[AVAILABLE RECORDS]:
= = = =
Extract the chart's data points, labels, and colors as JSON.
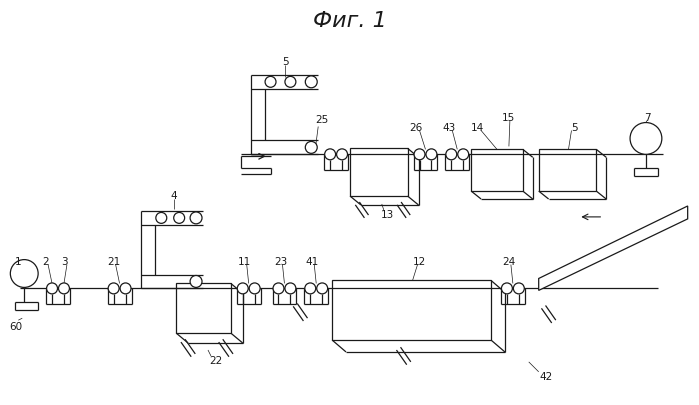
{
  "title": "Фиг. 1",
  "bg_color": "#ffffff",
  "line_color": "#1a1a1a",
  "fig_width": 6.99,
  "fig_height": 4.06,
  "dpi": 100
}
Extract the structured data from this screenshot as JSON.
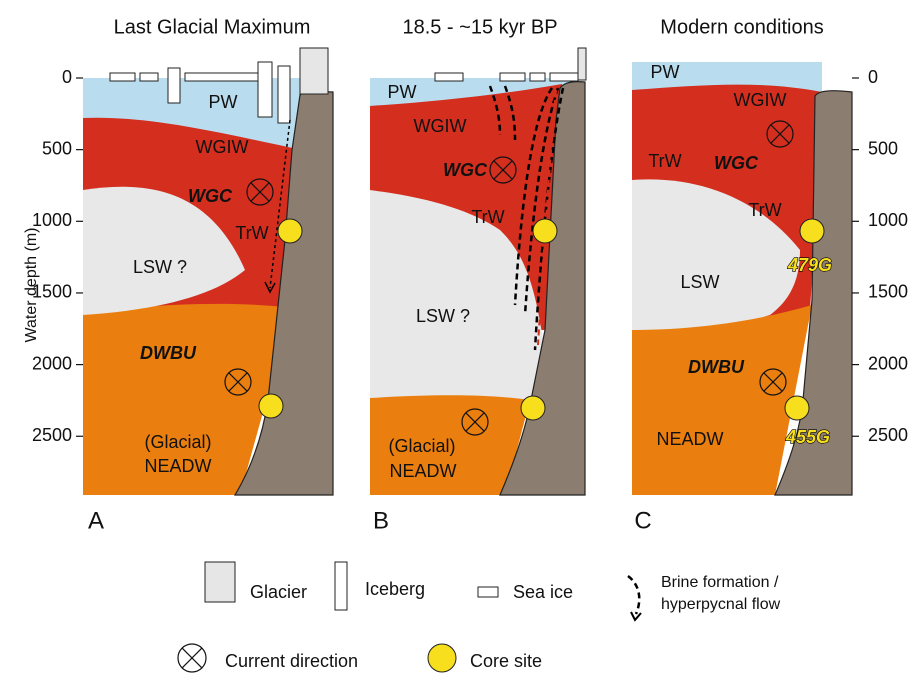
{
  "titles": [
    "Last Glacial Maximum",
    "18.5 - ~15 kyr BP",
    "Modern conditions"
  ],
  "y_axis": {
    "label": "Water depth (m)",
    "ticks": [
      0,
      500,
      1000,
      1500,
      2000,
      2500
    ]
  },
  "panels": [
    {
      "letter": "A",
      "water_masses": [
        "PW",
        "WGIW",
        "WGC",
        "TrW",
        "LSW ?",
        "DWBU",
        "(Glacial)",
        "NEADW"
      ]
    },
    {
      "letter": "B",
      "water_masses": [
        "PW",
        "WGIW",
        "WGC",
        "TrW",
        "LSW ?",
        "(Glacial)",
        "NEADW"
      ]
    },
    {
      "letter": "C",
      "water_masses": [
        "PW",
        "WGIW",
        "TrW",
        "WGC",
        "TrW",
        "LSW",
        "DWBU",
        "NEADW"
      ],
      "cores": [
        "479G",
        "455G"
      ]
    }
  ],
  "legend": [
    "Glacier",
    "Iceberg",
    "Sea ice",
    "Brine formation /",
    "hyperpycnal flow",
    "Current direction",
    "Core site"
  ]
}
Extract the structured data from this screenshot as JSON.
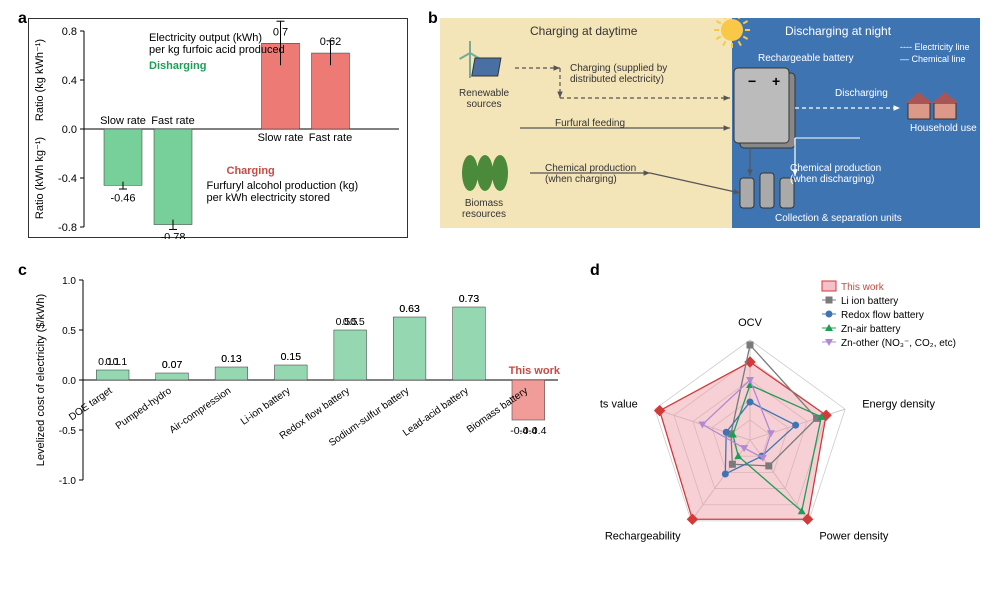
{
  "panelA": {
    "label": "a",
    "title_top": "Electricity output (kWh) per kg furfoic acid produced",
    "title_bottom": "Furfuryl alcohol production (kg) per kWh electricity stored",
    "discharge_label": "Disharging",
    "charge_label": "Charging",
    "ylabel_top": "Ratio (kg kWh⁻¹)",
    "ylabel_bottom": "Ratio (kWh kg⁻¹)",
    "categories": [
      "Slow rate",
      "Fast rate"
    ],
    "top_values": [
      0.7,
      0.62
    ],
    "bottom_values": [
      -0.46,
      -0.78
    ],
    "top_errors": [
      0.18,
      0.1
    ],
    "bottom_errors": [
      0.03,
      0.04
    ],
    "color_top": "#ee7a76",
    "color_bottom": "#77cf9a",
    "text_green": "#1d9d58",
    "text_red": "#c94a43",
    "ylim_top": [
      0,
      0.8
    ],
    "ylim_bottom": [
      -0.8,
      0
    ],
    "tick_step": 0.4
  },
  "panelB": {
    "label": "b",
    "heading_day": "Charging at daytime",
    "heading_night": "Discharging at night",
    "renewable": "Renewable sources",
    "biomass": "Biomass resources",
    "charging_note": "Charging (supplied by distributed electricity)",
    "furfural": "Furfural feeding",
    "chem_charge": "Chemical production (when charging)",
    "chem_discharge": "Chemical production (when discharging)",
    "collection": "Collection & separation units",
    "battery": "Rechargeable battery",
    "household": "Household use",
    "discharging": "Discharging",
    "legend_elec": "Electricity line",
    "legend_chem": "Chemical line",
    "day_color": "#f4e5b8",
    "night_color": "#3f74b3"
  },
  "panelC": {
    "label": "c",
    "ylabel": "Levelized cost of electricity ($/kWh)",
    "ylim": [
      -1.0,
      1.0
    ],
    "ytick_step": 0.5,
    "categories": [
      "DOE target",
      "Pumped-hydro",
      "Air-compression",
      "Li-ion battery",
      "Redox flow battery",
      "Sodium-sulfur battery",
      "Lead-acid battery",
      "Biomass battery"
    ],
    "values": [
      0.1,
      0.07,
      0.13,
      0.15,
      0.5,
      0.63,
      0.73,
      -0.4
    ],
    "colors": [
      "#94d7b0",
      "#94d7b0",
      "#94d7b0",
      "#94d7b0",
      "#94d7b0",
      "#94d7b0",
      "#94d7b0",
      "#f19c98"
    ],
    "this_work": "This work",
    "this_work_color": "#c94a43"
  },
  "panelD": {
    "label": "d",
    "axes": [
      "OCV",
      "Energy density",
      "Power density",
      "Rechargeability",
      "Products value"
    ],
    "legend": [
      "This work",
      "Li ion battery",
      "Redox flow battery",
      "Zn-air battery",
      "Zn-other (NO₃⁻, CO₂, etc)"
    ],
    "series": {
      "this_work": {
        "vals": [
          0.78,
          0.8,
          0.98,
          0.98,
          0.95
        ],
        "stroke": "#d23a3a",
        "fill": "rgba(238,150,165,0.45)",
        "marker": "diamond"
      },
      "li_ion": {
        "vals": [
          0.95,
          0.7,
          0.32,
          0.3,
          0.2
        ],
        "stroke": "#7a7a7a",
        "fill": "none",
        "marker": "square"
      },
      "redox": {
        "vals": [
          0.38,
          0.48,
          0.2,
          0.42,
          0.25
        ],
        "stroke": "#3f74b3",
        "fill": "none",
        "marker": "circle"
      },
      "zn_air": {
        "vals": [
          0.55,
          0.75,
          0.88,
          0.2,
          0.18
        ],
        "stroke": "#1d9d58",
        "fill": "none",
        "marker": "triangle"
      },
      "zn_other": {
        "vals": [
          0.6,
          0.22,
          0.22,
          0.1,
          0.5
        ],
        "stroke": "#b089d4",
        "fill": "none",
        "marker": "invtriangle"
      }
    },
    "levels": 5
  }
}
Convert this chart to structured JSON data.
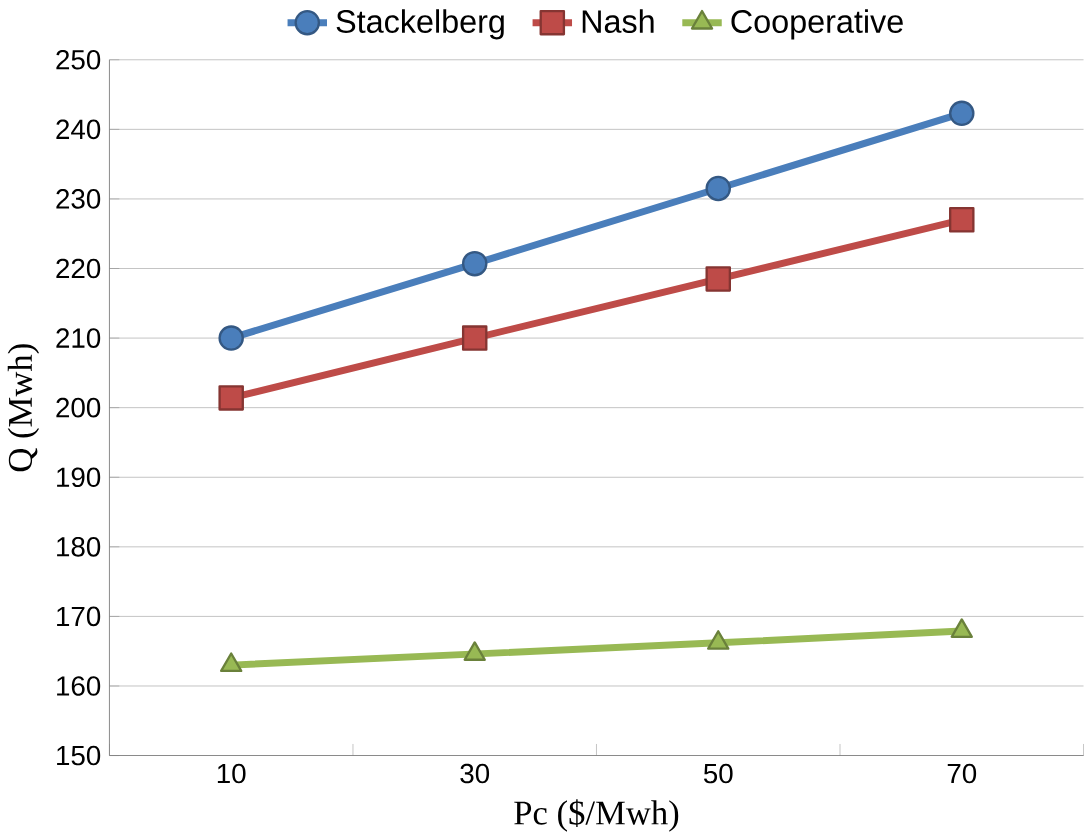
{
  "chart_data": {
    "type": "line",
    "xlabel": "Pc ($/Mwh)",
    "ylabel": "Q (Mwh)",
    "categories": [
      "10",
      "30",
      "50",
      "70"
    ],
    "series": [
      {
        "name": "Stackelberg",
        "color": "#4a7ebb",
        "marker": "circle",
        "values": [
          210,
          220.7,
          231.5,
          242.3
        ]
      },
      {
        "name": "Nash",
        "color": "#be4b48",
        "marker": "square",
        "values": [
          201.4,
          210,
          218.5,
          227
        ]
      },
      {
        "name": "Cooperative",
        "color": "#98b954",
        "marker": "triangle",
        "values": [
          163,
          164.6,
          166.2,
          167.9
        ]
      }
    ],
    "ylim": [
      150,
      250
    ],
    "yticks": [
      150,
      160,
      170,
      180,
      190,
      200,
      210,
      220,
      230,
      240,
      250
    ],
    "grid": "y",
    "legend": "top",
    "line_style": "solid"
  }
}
= = = =
[AIM OF THE TASK]: Reproduce the full listing faithfully, but do not carry over any pictures.

[CORRECT RESPONSE]:
Extract the chart's data points, labels, and colors as JSON.
{
  "title": "Фиг. 1",
  "bg_color": "#ffffff",
  "line_color": "#1a1a1a",
  "fig_width": 6.99,
  "fig_height": 4.06,
  "dpi": 100
}
Extract the structured data from this screenshot as JSON.
{
  "titles": [
    "Last Glacial Maximum",
    "18.5 - ~15 kyr BP",
    "Modern conditions"
  ],
  "y_axis": {
    "label": "Water depth (m)",
    "ticks": [
      0,
      500,
      1000,
      1500,
      2000,
      2500
    ]
  },
  "panels": [
    {
      "letter": "A",
      "water_masses": [
        "PW",
        "WGIW",
        "WGC",
        "TrW",
        "LSW ?",
        "DWBU",
        "(Glacial)",
        "NEADW"
      ]
    },
    {
      "letter": "B",
      "water_masses": [
        "PW",
        "WGIW",
        "WGC",
        "TrW",
        "LSW ?",
        "(Glacial)",
        "NEADW"
      ]
    },
    {
      "letter": "C",
      "water_masses": [
        "PW",
        "WGIW",
        "TrW",
        "WGC",
        "TrW",
        "LSW",
        "DWBU",
        "NEADW"
      ],
      "cores": [
        "479G",
        "455G"
      ]
    }
  ],
  "legend": [
    "Glacier",
    "Iceberg",
    "Sea ice",
    "Brine formation /",
    "hyperpycnal flow",
    "Current direction",
    "Core site"
  ]
}
Extract the structured data from this screenshot as JSON.
{
  "panelA": {
    "label": "a",
    "title_top": "Electricity output (kWh) per kg furfoic acid produced",
    "title_bottom": "Furfuryl alcohol production (kg) per kWh electricity stored",
    "discharge_label": "Disharging",
    "charge_label": "Charging",
    "ylabel_top": "Ratio (kg kWh⁻¹)",
    "ylabel_bottom": "Ratio (kWh kg⁻¹)",
    "categories": [
      "Slow rate",
      "Fast rate"
    ],
    "top_values": [
      0.7,
      0.62
    ],
    "bottom_values": [
      -0.46,
      -0.78
    ],
    "top_errors": [
      0.18,
      0.1
    ],
    "bottom_errors": [
      0.03,
      0.04
    ],
    "color_top": "#ee7a76",
    "color_bottom": "#77cf9a",
    "text_green": "#1d9d58",
    "text_red": "#c94a43",
    "ylim_top": [
      0,
      0.8
    ],
    "ylim_bottom": [
      -0.8,
      0
    ],
    "tick_step": 0.4
  },
  "panelB": {
    "label": "b",
    "heading_day": "Charging at daytime",
    "heading_night": "Discharging at night",
    "renewable": "Renewable sources",
    "biomass": "Biomass resources",
    "charging_note": "Charging (supplied by distributed electricity)",
    "furfural": "Furfural feeding",
    "chem_charge": "Chemical production (when charging)",
    "chem_discharge": "Chemical production (when discharging)",
    "collection": "Collection & separation units",
    "battery": "Rechargeable battery",
    "household": "Household use",
    "discharging": "Discharging",
    "legend_elec": "Electricity line",
    "legend_chem": "Chemical line",
    "day_color": "#f4e5b8",
    "night_color": "#3f74b3"
  },
  "panelC": {
    "label": "c",
    "ylabel": "Levelized cost of electricity ($/kWh)",
    "ylim": [
      -1.0,
      1.0
    ],
    "ytick_step": 0.5,
    "categories": [
      "DOE target",
      "Pumped-hydro",
      "Air-compression",
      "Li-ion battery",
      "Redox flow battery",
      "Sodium-sulfur battery",
      "Lead-acid battery",
      "Biomass battery"
    ],
    "values": [
      0.1,
      0.07,
      0.13,
      0.15,
      0.5,
      0.63,
      0.73,
      -0.4
    ],
    "colors": [
      "#94d7b0",
      "#94d7b0",
      "#94d7b0",
      "#94d7b0",
      "#94d7b0",
      "#94d7b0",
      "#94d7b0",
      "#f19c98"
    ],
    "this_work": "This work",
    "this_work_color": "#c94a43"
  },
  "panelD": {
    "label": "d",
    "axes": [
      "OCV",
      "Energy density",
      "Power density",
      "Rechargeability",
      "Products value"
    ],
    "legend": [
      "This work",
      "Li ion battery",
      "Redox flow battery",
      "Zn-air battery",
      "Zn-other (NO₃⁻, CO₂, etc)"
    ],
    "series": {
      "this_work": {
        "vals": [
          0.78,
          0.8,
          0.98,
          0.98,
          0.95
        ],
        "stroke": "#d23a3a",
        "fill": "rgba(238,150,165,0.45)",
        "marker": "diamond"
      },
      "li_ion": {
        "vals": [
          0.95,
          0.7,
          0.32,
          0.3,
          0.2
        ],
        "stroke": "#7a7a7a",
        "fill": "none",
        "marker": "square"
      },
      "redox": {
        "vals": [
          0.38,
          0.48,
          0.2,
          0.42,
          0.25
        ],
        "stroke": "#3f74b3",
        "fill": "none",
        "marker": "circle"
      },
      "zn_air": {
        "vals": [
          0.55,
          0.75,
          0.88,
          0.2,
          0.18
        ],
        "stroke": "#1d9d58",
        "fill": "none",
        "marker": "triangle"
      },
      "zn_other": {
        "vals": [
          0.6,
          0.22,
          0.22,
          0.1,
          0.5
        ],
        "stroke": "#b089d4",
        "fill": "none",
        "marker": "invtriangle"
      }
    },
    "levels": 5
  }
}
Convert this chart to structured JSON data.
{
  "chart_data": {
    "type": "line",
    "xlabel": "Pc ($/Mwh)",
    "ylabel": "Q (Mwh)",
    "categories": [
      "10",
      "30",
      "50",
      "70"
    ],
    "series": [
      {
        "name": "Stackelberg",
        "color": "#4a7ebb",
        "marker": "circle",
        "values": [
          210,
          220.7,
          231.5,
          242.3
        ]
      },
      {
        "name": "Nash",
        "color": "#be4b48",
        "marker": "square",
        "values": [
          201.4,
          210,
          218.5,
          227
        ]
      },
      {
        "name": "Cooperative",
        "color": "#98b954",
        "marker": "triangle",
        "values": [
          163,
          164.6,
          166.2,
          167.9
        ]
      }
    ],
    "ylim": [
      150,
      250
    ],
    "yticks": [
      150,
      160,
      170,
      180,
      190,
      200,
      210,
      220,
      230,
      240,
      250
    ],
    "grid": "y",
    "legend": "top",
    "line_style": "solid"
  }
}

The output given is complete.